### Request
Transcribe every line, keeping it exact.

[Records about charts and figures]
--- begin ---

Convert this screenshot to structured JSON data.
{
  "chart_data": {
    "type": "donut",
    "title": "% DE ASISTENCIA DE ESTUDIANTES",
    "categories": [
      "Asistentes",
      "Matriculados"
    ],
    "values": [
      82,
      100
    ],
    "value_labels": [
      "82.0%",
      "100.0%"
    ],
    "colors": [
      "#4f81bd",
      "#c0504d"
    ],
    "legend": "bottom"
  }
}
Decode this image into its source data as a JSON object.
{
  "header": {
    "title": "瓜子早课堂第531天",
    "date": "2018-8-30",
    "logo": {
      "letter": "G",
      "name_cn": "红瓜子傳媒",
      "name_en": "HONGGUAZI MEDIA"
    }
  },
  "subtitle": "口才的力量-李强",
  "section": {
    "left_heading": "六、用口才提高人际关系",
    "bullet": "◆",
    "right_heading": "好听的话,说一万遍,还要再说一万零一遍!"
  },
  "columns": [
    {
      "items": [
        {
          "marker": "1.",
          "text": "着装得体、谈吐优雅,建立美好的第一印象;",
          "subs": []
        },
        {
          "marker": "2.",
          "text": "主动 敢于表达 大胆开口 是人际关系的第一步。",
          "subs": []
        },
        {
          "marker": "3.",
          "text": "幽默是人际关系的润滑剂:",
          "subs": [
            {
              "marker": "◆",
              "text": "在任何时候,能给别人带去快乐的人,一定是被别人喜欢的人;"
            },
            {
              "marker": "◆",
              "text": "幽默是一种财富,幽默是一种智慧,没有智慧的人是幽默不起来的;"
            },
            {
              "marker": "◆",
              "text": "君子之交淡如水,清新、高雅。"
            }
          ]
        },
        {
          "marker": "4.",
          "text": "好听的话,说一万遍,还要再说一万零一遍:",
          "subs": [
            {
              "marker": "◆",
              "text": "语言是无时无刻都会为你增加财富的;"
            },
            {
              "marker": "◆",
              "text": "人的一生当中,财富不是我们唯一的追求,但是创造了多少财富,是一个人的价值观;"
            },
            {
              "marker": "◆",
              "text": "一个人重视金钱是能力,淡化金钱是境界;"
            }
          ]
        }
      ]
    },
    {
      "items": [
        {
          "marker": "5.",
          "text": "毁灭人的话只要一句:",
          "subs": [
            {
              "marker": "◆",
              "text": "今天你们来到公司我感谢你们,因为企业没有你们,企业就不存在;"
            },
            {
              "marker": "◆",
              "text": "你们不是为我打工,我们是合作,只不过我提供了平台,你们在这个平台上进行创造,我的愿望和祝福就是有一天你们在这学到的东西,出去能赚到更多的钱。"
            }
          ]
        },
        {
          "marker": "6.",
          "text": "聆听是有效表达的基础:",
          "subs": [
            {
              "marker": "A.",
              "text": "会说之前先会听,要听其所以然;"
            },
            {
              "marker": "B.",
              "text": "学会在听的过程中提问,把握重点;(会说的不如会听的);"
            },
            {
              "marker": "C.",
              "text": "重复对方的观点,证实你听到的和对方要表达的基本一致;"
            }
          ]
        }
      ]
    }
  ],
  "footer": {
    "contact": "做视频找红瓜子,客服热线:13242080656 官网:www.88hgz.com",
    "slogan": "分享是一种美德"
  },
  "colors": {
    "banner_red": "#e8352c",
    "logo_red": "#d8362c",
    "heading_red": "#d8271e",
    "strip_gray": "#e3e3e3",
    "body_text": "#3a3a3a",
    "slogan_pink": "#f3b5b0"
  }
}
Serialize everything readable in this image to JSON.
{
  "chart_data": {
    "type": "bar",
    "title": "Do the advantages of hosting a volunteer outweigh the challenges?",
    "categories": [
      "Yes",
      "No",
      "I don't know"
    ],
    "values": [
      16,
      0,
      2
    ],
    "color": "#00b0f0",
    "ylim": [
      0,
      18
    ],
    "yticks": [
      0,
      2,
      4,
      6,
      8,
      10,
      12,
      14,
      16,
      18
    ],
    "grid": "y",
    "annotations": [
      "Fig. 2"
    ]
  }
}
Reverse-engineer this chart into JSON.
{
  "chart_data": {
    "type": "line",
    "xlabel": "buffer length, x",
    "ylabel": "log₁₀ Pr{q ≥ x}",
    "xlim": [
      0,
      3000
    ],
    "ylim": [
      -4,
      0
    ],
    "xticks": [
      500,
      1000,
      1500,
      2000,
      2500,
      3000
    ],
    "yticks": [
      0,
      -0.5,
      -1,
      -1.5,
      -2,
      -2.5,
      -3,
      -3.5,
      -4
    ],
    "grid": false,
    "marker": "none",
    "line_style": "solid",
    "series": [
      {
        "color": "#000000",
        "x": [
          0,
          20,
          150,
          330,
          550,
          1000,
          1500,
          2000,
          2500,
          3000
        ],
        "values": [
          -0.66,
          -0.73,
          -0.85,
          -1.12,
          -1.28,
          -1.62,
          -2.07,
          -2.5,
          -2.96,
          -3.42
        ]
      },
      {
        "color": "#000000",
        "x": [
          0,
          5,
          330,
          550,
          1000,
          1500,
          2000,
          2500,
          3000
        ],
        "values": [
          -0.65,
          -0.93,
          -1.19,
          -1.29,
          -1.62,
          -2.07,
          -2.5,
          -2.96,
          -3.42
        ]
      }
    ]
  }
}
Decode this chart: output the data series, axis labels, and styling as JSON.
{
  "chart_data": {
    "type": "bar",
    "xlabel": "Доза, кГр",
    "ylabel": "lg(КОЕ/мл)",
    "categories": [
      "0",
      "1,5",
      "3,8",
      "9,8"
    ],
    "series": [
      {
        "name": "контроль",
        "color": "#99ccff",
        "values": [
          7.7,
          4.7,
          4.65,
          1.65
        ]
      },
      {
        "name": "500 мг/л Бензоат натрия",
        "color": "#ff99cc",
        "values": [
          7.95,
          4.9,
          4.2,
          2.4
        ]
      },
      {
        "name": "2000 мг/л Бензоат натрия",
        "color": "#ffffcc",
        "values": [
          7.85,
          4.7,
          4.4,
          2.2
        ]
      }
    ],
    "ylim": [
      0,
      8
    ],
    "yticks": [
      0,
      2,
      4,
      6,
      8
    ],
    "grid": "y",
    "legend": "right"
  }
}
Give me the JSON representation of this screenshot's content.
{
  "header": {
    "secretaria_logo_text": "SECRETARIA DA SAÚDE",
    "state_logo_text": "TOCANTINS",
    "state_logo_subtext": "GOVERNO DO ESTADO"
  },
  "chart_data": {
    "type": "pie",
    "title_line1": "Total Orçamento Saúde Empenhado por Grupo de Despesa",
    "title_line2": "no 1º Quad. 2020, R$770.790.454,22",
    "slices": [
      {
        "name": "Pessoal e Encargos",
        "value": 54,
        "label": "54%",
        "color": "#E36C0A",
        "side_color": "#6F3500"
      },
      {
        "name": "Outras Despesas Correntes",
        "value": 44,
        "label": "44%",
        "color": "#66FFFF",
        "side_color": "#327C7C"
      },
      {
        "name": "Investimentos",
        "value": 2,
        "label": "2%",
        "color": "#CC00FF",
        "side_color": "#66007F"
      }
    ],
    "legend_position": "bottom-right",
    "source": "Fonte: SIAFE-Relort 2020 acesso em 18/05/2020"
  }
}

--- end ---

### Correct result
Convert this screenshot to structured JSON data.
{
  "chart_data": {
    "type": "donut",
    "title": "% DE ASISTENCIA DE ESTUDIANTES",
    "categories": [
      "Asistentes",
      "Matriculados"
    ],
    "values": [
      82,
      100
    ],
    "value_labels": [
      "82.0%",
      "100.0%"
    ],
    "colors": [
      "#4f81bd",
      "#c0504d"
    ],
    "legend": "bottom"
  }
}
Decode this image into its source data as a JSON object.
{
  "header": {
    "title": "瓜子早课堂第531天",
    "date": "2018-8-30",
    "logo": {
      "letter": "G",
      "name_cn": "红瓜子傳媒",
      "name_en": "HONGGUAZI MEDIA"
    }
  },
  "subtitle": "口才的力量-李强",
  "section": {
    "left_heading": "六、用口才提高人际关系",
    "bullet": "◆",
    "right_heading": "好听的话,说一万遍,还要再说一万零一遍!"
  },
  "columns": [
    {
      "items": [
        {
          "marker": "1.",
          "text": "着装得体、谈吐优雅,建立美好的第一印象;",
          "subs": []
        },
        {
          "marker": "2.",
          "text": "主动 敢于表达 大胆开口 是人际关系的第一步。",
          "subs": []
        },
        {
          "marker": "3.",
          "text": "幽默是人际关系的润滑剂:",
          "subs": [
            {
              "marker": "◆",
              "text": "在任何时候,能给别人带去快乐的人,一定是被别人喜欢的人;"
            },
            {
              "marker": "◆",
              "text": "幽默是一种财富,幽默是一种智慧,没有智慧的人是幽默不起来的;"
            },
            {
              "marker": "◆",
              "text": "君子之交淡如水,清新、高雅。"
            }
          ]
        },
        {
          "marker": "4.",
          "text": "好听的话,说一万遍,还要再说一万零一遍:",
          "subs": [
            {
              "marker": "◆",
              "text": "语言是无时无刻都会为你增加财富的;"
            },
            {
              "marker": "◆",
              "text": "人的一生当中,财富不是我们唯一的追求,但是创造了多少财富,是一个人的价值观;"
            },
            {
              "marker": "◆",
              "text": "一个人重视金钱是能力,淡化金钱是境界;"
            }
          ]
        }
      ]
    },
    {
      "items": [
        {
          "marker": "5.",
          "text": "毁灭人的话只要一句:",
          "subs": [
            {
              "marker": "◆",
              "text": "今天你们来到公司我感谢你们,因为企业没有你们,企业就不存在;"
            },
            {
              "marker": "◆",
              "text": "你们不是为我打工,我们是合作,只不过我提供了平台,你们在这个平台上进行创造,我的愿望和祝福就是有一天你们在这学到的东西,出去能赚到更多的钱。"
            }
          ]
        },
        {
          "marker": "6.",
          "text": "聆听是有效表达的基础:",
          "subs": [
            {
              "marker": "A.",
              "text": "会说之前先会听,要听其所以然;"
            },
            {
              "marker": "B.",
              "text": "学会在听的过程中提问,把握重点;(会说的不如会听的);"
            },
            {
              "marker": "C.",
              "text": "重复对方的观点,证实你听到的和对方要表达的基本一致;"
            }
          ]
        }
      ]
    }
  ],
  "footer": {
    "contact": "做视频找红瓜子,客服热线:13242080656 官网:www.88hgz.com",
    "slogan": "分享是一种美德"
  },
  "colors": {
    "banner_red": "#e8352c",
    "logo_red": "#d8362c",
    "heading_red": "#d8271e",
    "strip_gray": "#e3e3e3",
    "body_text": "#3a3a3a",
    "slogan_pink": "#f3b5b0"
  }
}
Serialize everything readable in this image to JSON.
{
  "chart_data": {
    "type": "bar",
    "title": "Do the advantages of hosting a volunteer outweigh the challenges?",
    "categories": [
      "Yes",
      "No",
      "I don't know"
    ],
    "values": [
      16,
      0,
      2
    ],
    "color": "#00b0f0",
    "ylim": [
      0,
      18
    ],
    "yticks": [
      0,
      2,
      4,
      6,
      8,
      10,
      12,
      14,
      16,
      18
    ],
    "grid": "y",
    "annotations": [
      "Fig. 2"
    ]
  }
}
Reverse-engineer this chart into JSON.
{
  "chart_data": {
    "type": "line",
    "xlabel": "buffer length, x",
    "ylabel": "log₁₀ Pr{q ≥ x}",
    "xlim": [
      0,
      3000
    ],
    "ylim": [
      -4,
      0
    ],
    "xticks": [
      500,
      1000,
      1500,
      2000,
      2500,
      3000
    ],
    "yticks": [
      0,
      -0.5,
      -1,
      -1.5,
      -2,
      -2.5,
      -3,
      -3.5,
      -4
    ],
    "grid": false,
    "marker": "none",
    "line_style": "solid",
    "series": [
      {
        "color": "#000000",
        "x": [
          0,
          20,
          150,
          330,
          550,
          1000,
          1500,
          2000,
          2500,
          3000
        ],
        "values": [
          -0.66,
          -0.73,
          -0.85,
          -1.12,
          -1.28,
          -1.62,
          -2.07,
          -2.5,
          -2.96,
          -3.42
        ]
      },
      {
        "color": "#000000",
        "x": [
          0,
          5,
          330,
          550,
          1000,
          1500,
          2000,
          2500,
          3000
        ],
        "values": [
          -0.65,
          -0.93,
          -1.19,
          -1.29,
          -1.62,
          -2.07,
          -2.5,
          -2.96,
          -3.42
        ]
      }
    ]
  }
}
Decode this chart: output the data series, axis labels, and styling as JSON.
{
  "chart_data": {
    "type": "bar",
    "xlabel": "Доза, кГр",
    "ylabel": "lg(КОЕ/мл)",
    "categories": [
      "0",
      "1,5",
      "3,8",
      "9,8"
    ],
    "series": [
      {
        "name": "контроль",
        "color": "#99ccff",
        "values": [
          7.7,
          4.7,
          4.65,
          1.65
        ]
      },
      {
        "name": "500 мг/л Бензоат натрия",
        "color": "#ff99cc",
        "values": [
          7.95,
          4.9,
          4.2,
          2.4
        ]
      },
      {
        "name": "2000 мг/л Бензоат натрия",
        "color": "#ffffcc",
        "values": [
          7.85,
          4.7,
          4.4,
          2.2
        ]
      }
    ],
    "ylim": [
      0,
      8
    ],
    "yticks": [
      0,
      2,
      4,
      6,
      8
    ],
    "grid": "y",
    "legend": "right"
  }
}
Give me the JSON representation of this screenshot's content.
{
  "header": {
    "secretaria_logo_text": "SECRETARIA DA SAÚDE",
    "state_logo_text": "TOCANTINS",
    "state_logo_subtext": "GOVERNO DO ESTADO"
  },
  "chart_data": {
    "type": "pie",
    "title_line1": "Total Orçamento Saúde Empenhado por Grupo de Despesa",
    "title_line2": "no 1º Quad. 2020, R$770.790.454,22",
    "slices": [
      {
        "name": "Pessoal e Encargos",
        "value": 54,
        "label": "54%",
        "color": "#E36C0A",
        "side_color": "#6F3500"
      },
      {
        "name": "Outras Despesas Correntes",
        "value": 44,
        "label": "44%",
        "color": "#66FFFF",
        "side_color": "#327C7C"
      },
      {
        "name": "Investimentos",
        "value": 2,
        "label": "2%",
        "color": "#CC00FF",
        "side_color": "#66007F"
      }
    ],
    "legend_position": "bottom-right",
    "source": "Fonte: SIAFE-Relort 2020 acesso em 18/05/2020"
  }
}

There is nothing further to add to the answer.